## What is needed
Below is a listing; copy all of it exactly.

--- begin ---

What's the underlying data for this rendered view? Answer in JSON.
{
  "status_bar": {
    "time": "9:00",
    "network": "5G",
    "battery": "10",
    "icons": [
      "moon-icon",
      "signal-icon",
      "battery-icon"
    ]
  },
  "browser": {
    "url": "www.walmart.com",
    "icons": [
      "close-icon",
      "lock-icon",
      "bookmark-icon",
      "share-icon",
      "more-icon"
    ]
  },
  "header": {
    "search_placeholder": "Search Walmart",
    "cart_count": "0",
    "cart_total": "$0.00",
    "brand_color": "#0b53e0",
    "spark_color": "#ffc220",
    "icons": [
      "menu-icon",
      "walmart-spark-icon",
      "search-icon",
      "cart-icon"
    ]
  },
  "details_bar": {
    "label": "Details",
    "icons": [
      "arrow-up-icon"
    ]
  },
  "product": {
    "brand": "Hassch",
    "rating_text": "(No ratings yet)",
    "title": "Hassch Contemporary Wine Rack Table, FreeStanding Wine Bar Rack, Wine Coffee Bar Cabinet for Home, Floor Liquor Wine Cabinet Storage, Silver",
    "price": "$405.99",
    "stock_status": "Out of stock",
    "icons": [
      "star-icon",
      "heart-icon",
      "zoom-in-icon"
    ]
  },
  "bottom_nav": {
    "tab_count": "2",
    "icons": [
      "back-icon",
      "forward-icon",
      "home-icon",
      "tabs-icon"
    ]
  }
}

--- end ---

## Answer to the task
What's the underlying data for this rendered view? Answer in JSON.
{
  "status_bar": {
    "time": "9:00",
    "network": "5G",
    "battery": "10",
    "icons": [
      "moon-icon",
      "signal-icon",
      "battery-icon"
    ]
  },
  "browser": {
    "url": "www.walmart.com",
    "icons": [
      "close-icon",
      "lock-icon",
      "bookmark-icon",
      "share-icon",
      "more-icon"
    ]
  },
  "header": {
    "search_placeholder": "Search Walmart",
    "cart_count": "0",
    "cart_total": "$0.00",
    "brand_color": "#0b53e0",
    "spark_color": "#ffc220",
    "icons": [
      "menu-icon",
      "walmart-spark-icon",
      "search-icon",
      "cart-icon"
    ]
  },
  "details_bar": {
    "label": "Details",
    "icons": [
      "arrow-up-icon"
    ]
  },
  "product": {
    "brand": "Hassch",
    "rating_text": "(No ratings yet)",
    "title": "Hassch Contemporary Wine Rack Table, FreeStanding Wine Bar Rack, Wine Coffee Bar Cabinet for Home, Floor Liquor Wine Cabinet Storage, Silver",
    "price": "$405.99",
    "stock_status": "Out of stock",
    "icons": [
      "star-icon",
      "heart-icon",
      "zoom-in-icon"
    ]
  },
  "bottom_nav": {
    "tab_count": "2",
    "icons": [
      "back-icon",
      "forward-icon",
      "home-icon",
      "tabs-icon"
    ]
  }
}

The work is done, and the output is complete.